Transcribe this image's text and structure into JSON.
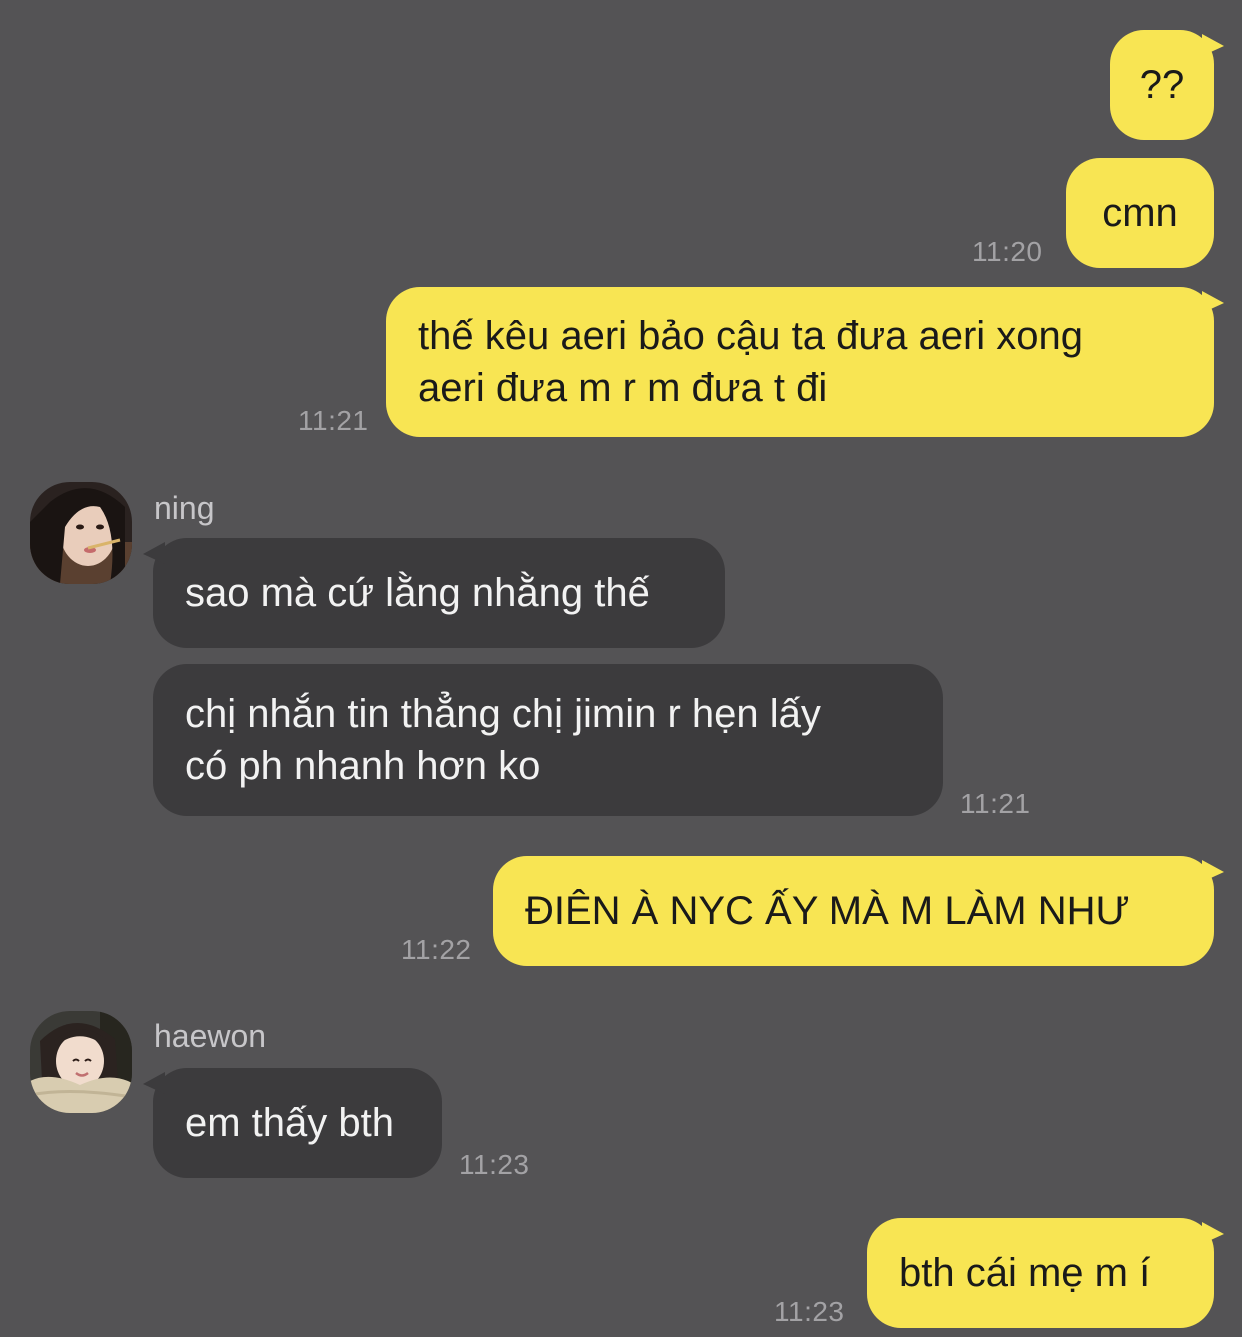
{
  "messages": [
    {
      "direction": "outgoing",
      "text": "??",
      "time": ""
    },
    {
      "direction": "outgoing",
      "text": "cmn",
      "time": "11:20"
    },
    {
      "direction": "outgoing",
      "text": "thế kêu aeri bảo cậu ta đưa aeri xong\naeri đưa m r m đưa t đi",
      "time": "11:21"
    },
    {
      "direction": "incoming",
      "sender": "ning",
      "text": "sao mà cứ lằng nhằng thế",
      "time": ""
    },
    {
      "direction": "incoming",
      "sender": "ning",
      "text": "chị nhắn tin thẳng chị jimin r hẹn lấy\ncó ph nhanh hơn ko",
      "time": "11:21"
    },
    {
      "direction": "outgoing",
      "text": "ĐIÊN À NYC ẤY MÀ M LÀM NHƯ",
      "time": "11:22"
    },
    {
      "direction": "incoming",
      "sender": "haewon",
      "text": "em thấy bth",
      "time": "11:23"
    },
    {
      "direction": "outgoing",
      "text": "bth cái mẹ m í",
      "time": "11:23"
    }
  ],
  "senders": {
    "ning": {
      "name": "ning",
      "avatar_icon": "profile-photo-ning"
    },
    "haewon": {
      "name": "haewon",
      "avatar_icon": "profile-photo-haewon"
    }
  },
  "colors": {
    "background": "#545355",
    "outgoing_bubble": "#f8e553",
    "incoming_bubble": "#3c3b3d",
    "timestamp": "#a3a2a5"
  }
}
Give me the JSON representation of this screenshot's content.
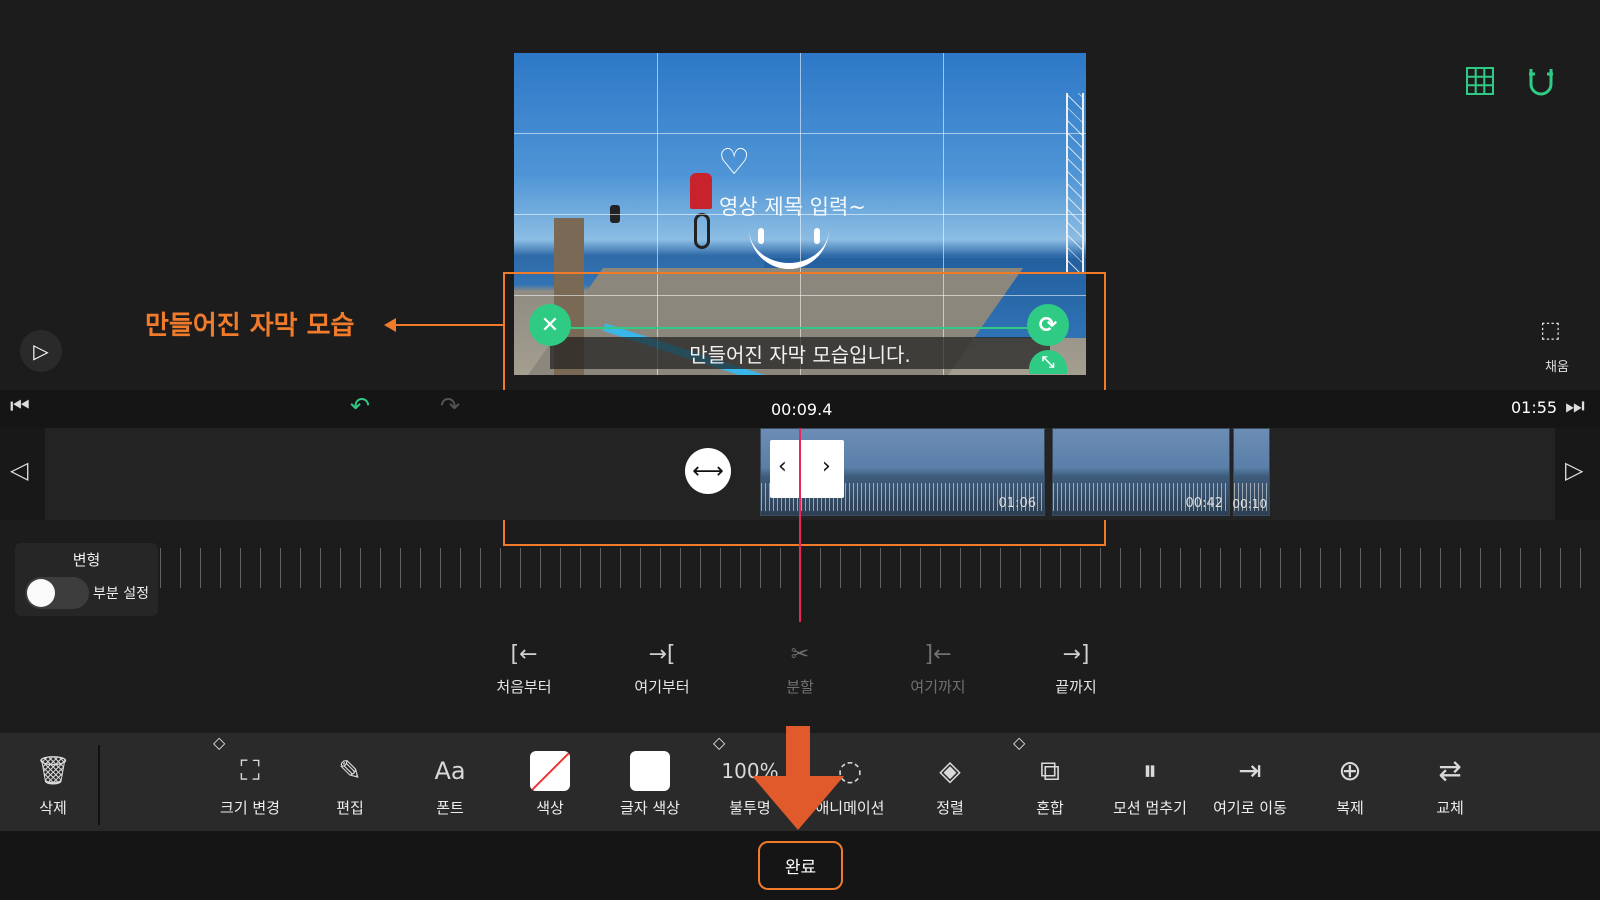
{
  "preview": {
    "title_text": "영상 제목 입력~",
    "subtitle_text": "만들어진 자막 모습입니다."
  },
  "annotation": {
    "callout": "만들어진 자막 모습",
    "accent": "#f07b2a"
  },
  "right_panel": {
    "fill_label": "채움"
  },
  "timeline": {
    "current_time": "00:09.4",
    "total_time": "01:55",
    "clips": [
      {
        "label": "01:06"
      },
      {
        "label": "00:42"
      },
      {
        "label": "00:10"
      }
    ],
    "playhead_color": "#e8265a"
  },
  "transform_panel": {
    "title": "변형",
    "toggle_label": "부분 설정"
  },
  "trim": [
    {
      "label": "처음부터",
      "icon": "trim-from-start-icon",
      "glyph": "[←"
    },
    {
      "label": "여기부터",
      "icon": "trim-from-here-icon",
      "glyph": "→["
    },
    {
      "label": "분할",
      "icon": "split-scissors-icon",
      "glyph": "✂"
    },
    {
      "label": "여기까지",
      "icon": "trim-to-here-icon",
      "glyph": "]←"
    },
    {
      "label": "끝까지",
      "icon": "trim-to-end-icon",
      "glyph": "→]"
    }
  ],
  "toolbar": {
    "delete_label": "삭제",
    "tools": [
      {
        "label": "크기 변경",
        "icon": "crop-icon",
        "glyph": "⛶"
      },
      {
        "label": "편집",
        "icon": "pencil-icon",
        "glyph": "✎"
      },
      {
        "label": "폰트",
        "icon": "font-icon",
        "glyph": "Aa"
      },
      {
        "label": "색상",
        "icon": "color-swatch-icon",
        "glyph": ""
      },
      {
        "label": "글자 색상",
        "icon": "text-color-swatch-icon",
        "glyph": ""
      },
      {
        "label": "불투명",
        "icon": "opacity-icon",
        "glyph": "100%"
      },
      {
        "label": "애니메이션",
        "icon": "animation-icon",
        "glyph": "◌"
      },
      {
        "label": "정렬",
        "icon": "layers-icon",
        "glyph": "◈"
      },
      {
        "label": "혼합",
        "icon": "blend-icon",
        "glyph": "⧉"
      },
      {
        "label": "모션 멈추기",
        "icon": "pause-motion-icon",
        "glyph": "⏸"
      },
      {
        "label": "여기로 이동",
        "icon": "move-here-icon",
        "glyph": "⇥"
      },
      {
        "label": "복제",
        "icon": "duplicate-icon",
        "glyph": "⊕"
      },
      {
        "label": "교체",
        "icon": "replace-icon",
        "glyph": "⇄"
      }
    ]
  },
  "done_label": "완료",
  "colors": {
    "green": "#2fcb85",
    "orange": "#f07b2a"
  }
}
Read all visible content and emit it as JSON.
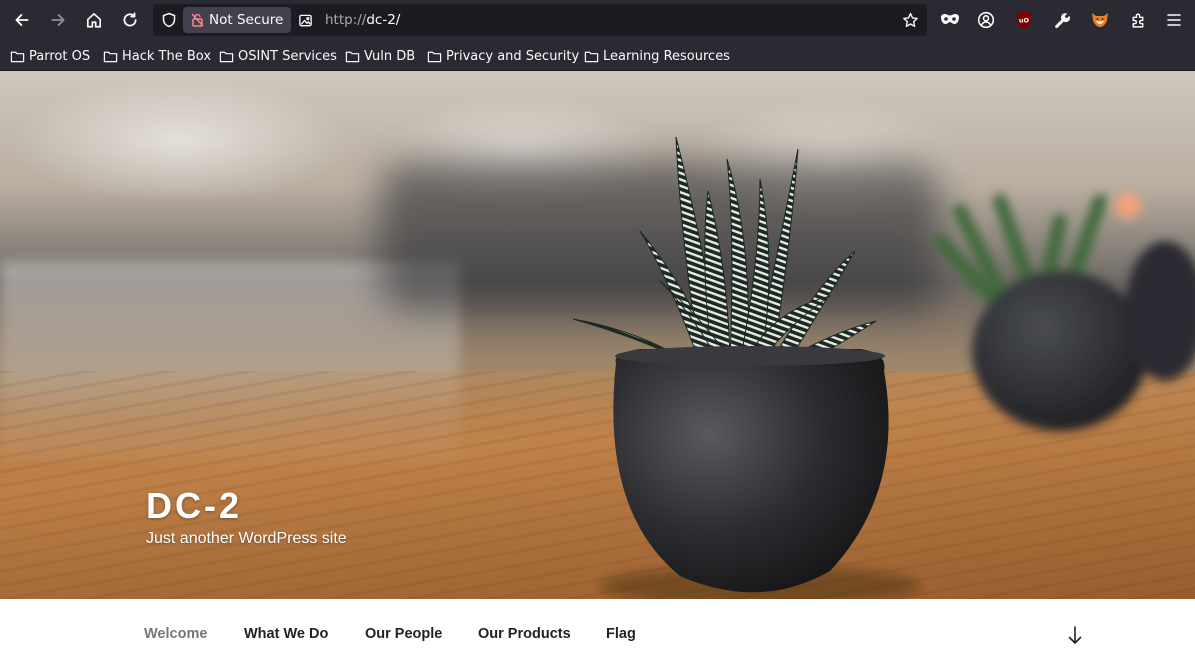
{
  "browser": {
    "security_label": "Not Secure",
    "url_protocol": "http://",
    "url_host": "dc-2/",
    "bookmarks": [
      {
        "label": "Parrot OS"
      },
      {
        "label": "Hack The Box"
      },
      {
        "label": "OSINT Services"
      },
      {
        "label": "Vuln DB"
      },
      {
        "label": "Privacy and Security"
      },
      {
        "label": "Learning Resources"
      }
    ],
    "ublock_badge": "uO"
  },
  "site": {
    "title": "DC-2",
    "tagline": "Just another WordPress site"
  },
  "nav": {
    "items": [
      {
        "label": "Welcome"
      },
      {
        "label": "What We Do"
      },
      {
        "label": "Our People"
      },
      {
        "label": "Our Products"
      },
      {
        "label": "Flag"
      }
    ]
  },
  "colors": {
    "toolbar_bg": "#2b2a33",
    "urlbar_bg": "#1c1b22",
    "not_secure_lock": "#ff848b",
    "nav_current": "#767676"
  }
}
---+---
## [Given problem]
Reproduce the records verbatim, omitting all images they contain.

## [Answer to the exercise]
Transcribe this image's text and structure into JSON.
{
  "messages": [
    {
      "direction": "outgoing",
      "text": "??",
      "time": ""
    },
    {
      "direction": "outgoing",
      "text": "cmn",
      "time": "11:20"
    },
    {
      "direction": "outgoing",
      "text": "thế kêu aeri bảo cậu ta đưa aeri xong\naeri đưa m r m đưa t đi",
      "time": "11:21"
    },
    {
      "direction": "incoming",
      "sender": "ning",
      "text": "sao mà cứ lằng nhằng thế",
      "time": ""
    },
    {
      "direction": "incoming",
      "sender": "ning",
      "text": "chị nhắn tin thẳng chị jimin r hẹn lấy\ncó ph nhanh hơn ko",
      "time": "11:21"
    },
    {
      "direction": "outgoing",
      "text": "ĐIÊN À NYC ẤY MÀ M LÀM NHƯ",
      "time": "11:22"
    },
    {
      "direction": "incoming",
      "sender": "haewon",
      "text": "em thấy bth",
      "time": "11:23"
    },
    {
      "direction": "outgoing",
      "text": "bth cái mẹ m í",
      "time": "11:23"
    }
  ],
  "senders": {
    "ning": {
      "name": "ning",
      "avatar_icon": "profile-photo-ning"
    },
    "haewon": {
      "name": "haewon",
      "avatar_icon": "profile-photo-haewon"
    }
  },
  "colors": {
    "background": "#545355",
    "outgoing_bubble": "#f8e553",
    "incoming_bubble": "#3c3b3d",
    "timestamp": "#a3a2a5"
  }
}
Give me the JSON representation of this screenshot's content.
{
  "preview": {
    "title_text": "영상 제목 입력~",
    "subtitle_text": "만들어진 자막 모습입니다."
  },
  "annotation": {
    "callout": "만들어진 자막 모습",
    "accent": "#f07b2a"
  },
  "right_panel": {
    "fill_label": "채움"
  },
  "timeline": {
    "current_time": "00:09.4",
    "total_time": "01:55",
    "clips": [
      {
        "label": "01:06"
      },
      {
        "label": "00:42"
      },
      {
        "label": "00:10"
      }
    ],
    "playhead_color": "#e8265a"
  },
  "transform_panel": {
    "title": "변형",
    "toggle_label": "부분 설정"
  },
  "trim": [
    {
      "label": "처음부터",
      "icon": "trim-from-start-icon",
      "glyph": "[←"
    },
    {
      "label": "여기부터",
      "icon": "trim-from-here-icon",
      "glyph": "→["
    },
    {
      "label": "분할",
      "icon": "split-scissors-icon",
      "glyph": "✂"
    },
    {
      "label": "여기까지",
      "icon": "trim-to-here-icon",
      "glyph": "]←"
    },
    {
      "label": "끝까지",
      "icon": "trim-to-end-icon",
      "glyph": "→]"
    }
  ],
  "toolbar": {
    "delete_label": "삭제",
    "tools": [
      {
        "label": "크기 변경",
        "icon": "crop-icon",
        "glyph": "⛶"
      },
      {
        "label": "편집",
        "icon": "pencil-icon",
        "glyph": "✎"
      },
      {
        "label": "폰트",
        "icon": "font-icon",
        "glyph": "Aa"
      },
      {
        "label": "색상",
        "icon": "color-swatch-icon",
        "glyph": ""
      },
      {
        "label": "글자 색상",
        "icon": "text-color-swatch-icon",
        "glyph": ""
      },
      {
        "label": "불투명",
        "icon": "opacity-icon",
        "glyph": "100%"
      },
      {
        "label": "애니메이션",
        "icon": "animation-icon",
        "glyph": "◌"
      },
      {
        "label": "정렬",
        "icon": "layers-icon",
        "glyph": "◈"
      },
      {
        "label": "혼합",
        "icon": "blend-icon",
        "glyph": "⧉"
      },
      {
        "label": "모션 멈추기",
        "icon": "pause-motion-icon",
        "glyph": "⏸"
      },
      {
        "label": "여기로 이동",
        "icon": "move-here-icon",
        "glyph": "⇥"
      },
      {
        "label": "복제",
        "icon": "duplicate-icon",
        "glyph": "⊕"
      },
      {
        "label": "교체",
        "icon": "replace-icon",
        "glyph": "⇄"
      }
    ]
  },
  "done_label": "완료",
  "colors": {
    "green": "#2fcb85",
    "orange": "#f07b2a"
  }
}
Read all visible content and emit it as JSON.
{
  "browser": {
    "security_label": "Not Secure",
    "url_protocol": "http://",
    "url_host": "dc-2/",
    "bookmarks": [
      {
        "label": "Parrot OS"
      },
      {
        "label": "Hack The Box"
      },
      {
        "label": "OSINT Services"
      },
      {
        "label": "Vuln DB"
      },
      {
        "label": "Privacy and Security"
      },
      {
        "label": "Learning Resources"
      }
    ],
    "ublock_badge": "uO"
  },
  "site": {
    "title": "DC-2",
    "tagline": "Just another WordPress site"
  },
  "nav": {
    "items": [
      {
        "label": "Welcome"
      },
      {
        "label": "What We Do"
      },
      {
        "label": "Our People"
      },
      {
        "label": "Our Products"
      },
      {
        "label": "Flag"
      }
    ]
  },
  "colors": {
    "toolbar_bg": "#2b2a33",
    "urlbar_bg": "#1c1b22",
    "not_secure_lock": "#ff848b",
    "nav_current": "#767676"
  }
}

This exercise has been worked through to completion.